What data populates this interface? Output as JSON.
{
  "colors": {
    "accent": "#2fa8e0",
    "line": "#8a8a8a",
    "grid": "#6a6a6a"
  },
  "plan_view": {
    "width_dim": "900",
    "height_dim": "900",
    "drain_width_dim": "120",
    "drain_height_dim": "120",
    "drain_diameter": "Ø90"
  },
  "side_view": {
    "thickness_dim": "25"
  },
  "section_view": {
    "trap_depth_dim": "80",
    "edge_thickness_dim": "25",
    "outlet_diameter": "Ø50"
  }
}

> **Brief**
Give back the data above exactly as it appears.

> **Solution to this task**
What data populates this interface? Output as JSON.
{
  "colors": {
    "accent": "#2fa8e0",
    "line": "#8a8a8a",
    "grid": "#6a6a6a"
  },
  "plan_view": {
    "width_dim": "900",
    "height_dim": "900",
    "drain_width_dim": "120",
    "drain_height_dim": "120",
    "drain_diameter": "Ø90"
  },
  "side_view": {
    "thickness_dim": "25"
  },
  "section_view": {
    "trap_depth_dim": "80",
    "edge_thickness_dim": "25",
    "outlet_diameter": "Ø50"
  }
}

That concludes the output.